• [WHAT TO WORK ON]: The number of lines holding the string "allmänna" is all that is wanted; count them in the records below.

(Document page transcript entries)
==============================

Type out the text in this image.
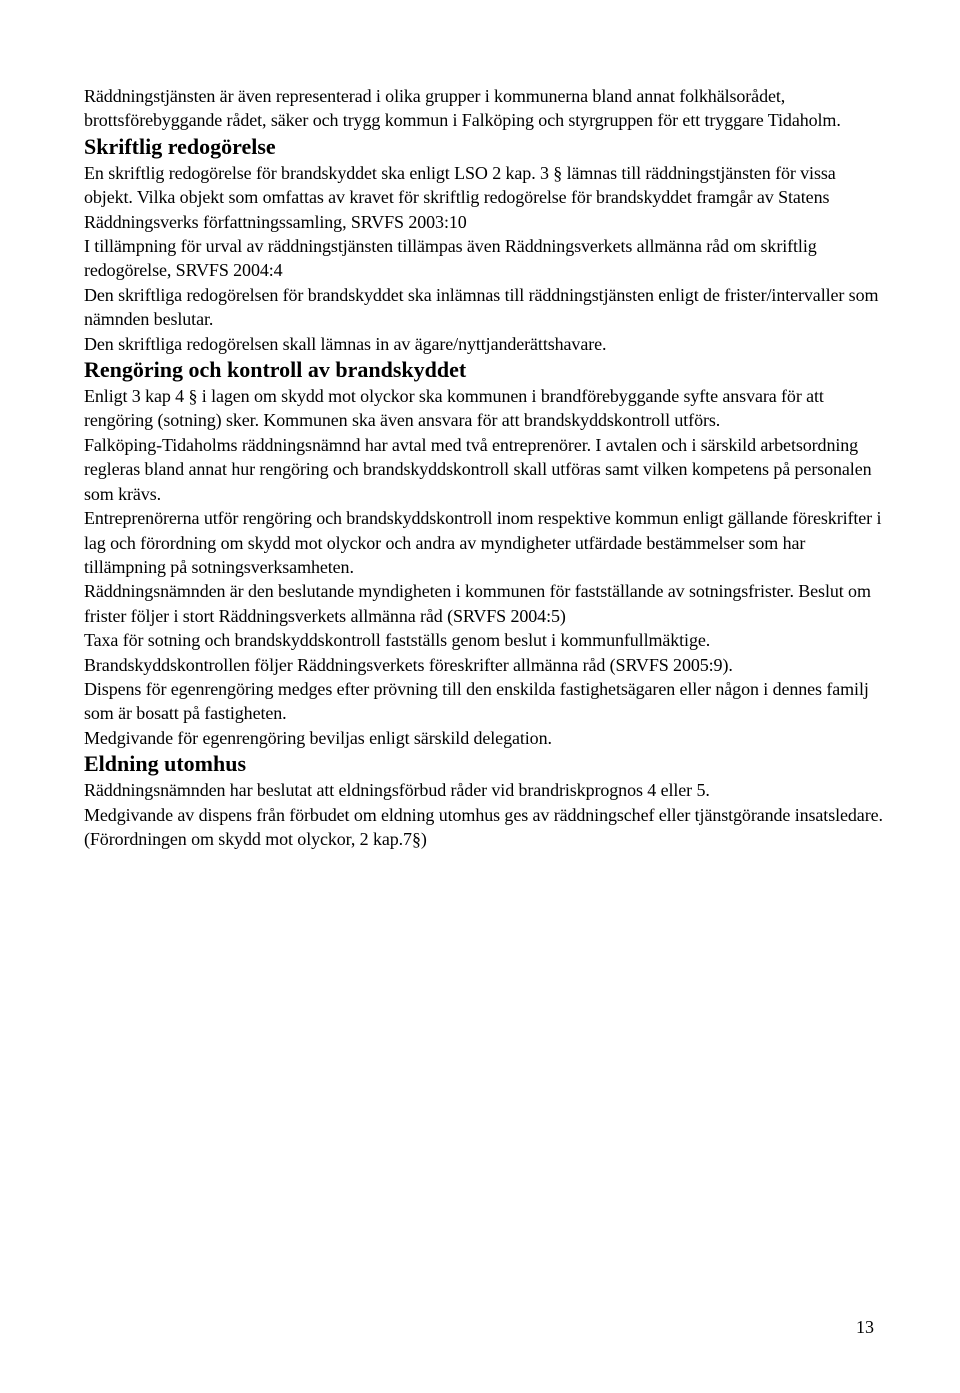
Räddningstjänsten är även representerad i olika grupper i kommunerna bland annat folkhälsorådet, brottsförebyggande rådet, säker och trygg kommun i Falköping och styrgruppen för ett tryggare Tidaholm.

Skriftlig redogörelse

En skriftlig redogörelse för brandskyddet ska enligt LSO 2 kap. 3 § lämnas till räddningstjänsten för vissa objekt. Vilka objekt som omfattas av kravet för skriftlig redogörelse för brandskyddet framgår av Statens Räddningsverks författningssamling, SRVFS 2003:10

I tillämpning för urval av räddningstjänsten tillämpas även Räddningsverkets allmänna råd om skriftlig redogörelse, SRVFS 2004:4

Den skriftliga redogörelsen för brandskyddet ska inlämnas till räddningstjänsten enligt de frister/intervaller som nämnden beslutar.

Den skriftliga redogörelsen skall lämnas in av ägare/nyttjanderättshavare.

Rengöring och kontroll av brandskyddet

Enligt 3 kap 4 § i lagen om skydd mot olyckor ska kommunen i brandförebyggande syfte ansvara för att rengöring (sotning) sker. Kommunen ska även ansvara för att brandskyddskontroll utförs.

Falköping-Tidaholms räddningsnämnd har avtal med två entreprenörer. I avtalen och i särskild arbetsordning regleras bland annat hur rengöring och brandskyddskontroll skall utföras samt vilken kompetens på personalen som krävs.

Entreprenörerna utför rengöring och brandskyddskontroll inom respektive kommun enligt gällande föreskrifter i lag och förordning om skydd mot olyckor och andra av myndigheter utfärdade bestämmelser som har tillämpning på sotningsverksamheten.

Räddningsnämnden är den beslutande myndigheten i kommunen för fastställande av sotningsfrister. Beslut om frister följer i stort Räddningsverkets allmänna råd (SRVFS 2004:5)

Taxa för sotning och brandskyddskontroll fastställs genom beslut i kommunfullmäktige.

Brandskyddskontrollen följer Räddningsverkets föreskrifter allmänna råd (SRVFS 2005:9).

Dispens för egenrengöring medges efter prövning till den enskilda fastighetsägaren eller någon i dennes familj som är bosatt på fastigheten.

Medgivande för egenrengöring beviljas enligt särskild delegation.

Eldning utomhus

Räddningsnämnden har beslutat att eldningsförbud råder vid brandriskprognos 4 eller 5.

Medgivande av dispens från förbudet om eldning utomhus ges av räddningschef eller tjänstgörande insatsledare. (Förordningen om skydd mot olyckor, 2 kap.7§)

13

==============================

• [TASK RESPONSE]: 3